TASK INSTRUCTIONS
Can you give all the records again without altering a single character?

PROVIDED DATA
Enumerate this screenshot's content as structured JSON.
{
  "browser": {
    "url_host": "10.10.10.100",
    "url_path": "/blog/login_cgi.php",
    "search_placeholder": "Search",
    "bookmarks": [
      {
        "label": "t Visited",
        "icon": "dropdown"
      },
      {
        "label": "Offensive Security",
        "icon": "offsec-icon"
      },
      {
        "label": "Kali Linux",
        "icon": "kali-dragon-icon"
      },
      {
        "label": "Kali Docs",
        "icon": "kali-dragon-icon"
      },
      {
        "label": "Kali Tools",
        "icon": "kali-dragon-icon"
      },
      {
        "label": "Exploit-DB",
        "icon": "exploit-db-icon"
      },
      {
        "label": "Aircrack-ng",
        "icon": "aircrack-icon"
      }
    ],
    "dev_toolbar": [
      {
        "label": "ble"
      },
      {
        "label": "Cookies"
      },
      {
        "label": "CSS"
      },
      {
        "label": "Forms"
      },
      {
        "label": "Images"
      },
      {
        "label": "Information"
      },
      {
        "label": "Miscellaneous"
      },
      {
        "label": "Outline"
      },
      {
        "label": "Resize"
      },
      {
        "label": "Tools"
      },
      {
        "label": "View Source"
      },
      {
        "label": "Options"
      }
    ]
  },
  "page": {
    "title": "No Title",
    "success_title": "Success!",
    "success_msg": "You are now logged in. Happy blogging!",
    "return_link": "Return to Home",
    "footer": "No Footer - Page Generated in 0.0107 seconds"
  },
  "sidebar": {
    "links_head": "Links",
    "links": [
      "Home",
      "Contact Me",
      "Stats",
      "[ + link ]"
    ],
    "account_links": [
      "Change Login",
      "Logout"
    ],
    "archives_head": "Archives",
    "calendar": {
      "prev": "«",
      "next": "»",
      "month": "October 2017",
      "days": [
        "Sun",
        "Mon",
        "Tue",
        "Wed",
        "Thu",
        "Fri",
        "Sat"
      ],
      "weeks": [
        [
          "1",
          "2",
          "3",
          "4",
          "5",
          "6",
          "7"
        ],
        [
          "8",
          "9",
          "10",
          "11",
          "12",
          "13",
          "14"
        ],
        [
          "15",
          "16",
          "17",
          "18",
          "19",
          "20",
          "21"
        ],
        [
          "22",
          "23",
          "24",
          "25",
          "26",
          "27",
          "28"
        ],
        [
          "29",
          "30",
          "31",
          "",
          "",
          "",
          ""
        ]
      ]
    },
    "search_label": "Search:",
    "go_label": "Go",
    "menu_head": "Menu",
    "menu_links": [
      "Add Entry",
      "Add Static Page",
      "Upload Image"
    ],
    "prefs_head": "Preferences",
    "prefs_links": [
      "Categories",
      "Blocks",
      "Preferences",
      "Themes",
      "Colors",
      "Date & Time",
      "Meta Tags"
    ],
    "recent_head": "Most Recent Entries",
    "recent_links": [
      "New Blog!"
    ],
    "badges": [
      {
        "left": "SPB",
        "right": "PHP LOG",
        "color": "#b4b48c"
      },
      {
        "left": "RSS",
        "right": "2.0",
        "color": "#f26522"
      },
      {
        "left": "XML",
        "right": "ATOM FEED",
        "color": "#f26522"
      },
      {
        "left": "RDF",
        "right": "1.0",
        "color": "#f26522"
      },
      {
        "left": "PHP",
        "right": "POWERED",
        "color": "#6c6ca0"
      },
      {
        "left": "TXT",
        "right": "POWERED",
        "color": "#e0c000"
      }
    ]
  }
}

EXERCISE SOLUTION
Enumerate this screenshot's content as structured JSON.
{
  "browser": {
    "url_host": "10.10.10.100",
    "url_path": "/blog/login_cgi.php",
    "search_placeholder": "Search",
    "bookmarks": [
      {
        "label": "t Visited",
        "icon": "dropdown"
      },
      {
        "label": "Offensive Security",
        "icon": "offsec-icon"
      },
      {
        "label": "Kali Linux",
        "icon": "kali-dragon-icon"
      },
      {
        "label": "Kali Docs",
        "icon": "kali-dragon-icon"
      },
      {
        "label": "Kali Tools",
        "icon": "kali-dragon-icon"
      },
      {
        "label": "Exploit-DB",
        "icon": "exploit-db-icon"
      },
      {
        "label": "Aircrack-ng",
        "icon": "aircrack-icon"
      }
    ],
    "dev_toolbar": [
      {
        "label": "ble"
      },
      {
        "label": "Cookies"
      },
      {
        "label": "CSS"
      },
      {
        "label": "Forms"
      },
      {
        "label": "Images"
      },
      {
        "label": "Information"
      },
      {
        "label": "Miscellaneous"
      },
      {
        "label": "Outline"
      },
      {
        "label": "Resize"
      },
      {
        "label": "Tools"
      },
      {
        "label": "View Source"
      },
      {
        "label": "Options"
      }
    ]
  },
  "page": {
    "title": "No Title",
    "success_title": "Success!",
    "success_msg": "You are now logged in. Happy blogging!",
    "return_link": "Return to Home",
    "footer": "No Footer - Page Generated in 0.0107 seconds"
  },
  "sidebar": {
    "links_head": "Links",
    "links": [
      "Home",
      "Contact Me",
      "Stats",
      "[ + link ]"
    ],
    "account_links": [
      "Change Login",
      "Logout"
    ],
    "archives_head": "Archives",
    "calendar": {
      "prev": "«",
      "next": "»",
      "month": "October 2017",
      "days": [
        "Sun",
        "Mon",
        "Tue",
        "Wed",
        "Thu",
        "Fri",
        "Sat"
      ],
      "weeks": [
        [
          "1",
          "2",
          "3",
          "4",
          "5",
          "6",
          "7"
        ],
        [
          "8",
          "9",
          "10",
          "11",
          "12",
          "13",
          "14"
        ],
        [
          "15",
          "16",
          "17",
          "18",
          "19",
          "20",
          "21"
        ],
        [
          "22",
          "23",
          "24",
          "25",
          "26",
          "27",
          "28"
        ],
        [
          "29",
          "30",
          "31",
          "",
          "",
          "",
          ""
        ]
      ]
    },
    "search_label": "Search:",
    "go_label": "Go",
    "menu_head": "Menu",
    "menu_links": [
      "Add Entry",
      "Add Static Page",
      "Upload Image"
    ],
    "prefs_head": "Preferences",
    "prefs_links": [
      "Categories",
      "Blocks",
      "Preferences",
      "Themes",
      "Colors",
      "Date & Time",
      "Meta Tags"
    ],
    "recent_head": "Most Recent Entries",
    "recent_links": [
      "New Blog!"
    ],
    "badges": [
      {
        "left": "SPB",
        "right": "PHP LOG",
        "color": "#b4b48c"
      },
      {
        "left": "RSS",
        "right": "2.0",
        "color": "#f26522"
      },
      {
        "left": "XML",
        "right": "ATOM FEED",
        "color": "#f26522"
      },
      {
        "left": "RDF",
        "right": "1.0",
        "color": "#f26522"
      },
      {
        "left": "PHP",
        "right": "POWERED",
        "color": "#6c6ca0"
      },
      {
        "left": "TXT",
        "right": "POWERED",
        "color": "#e0c000"
      }
    ]
  }
}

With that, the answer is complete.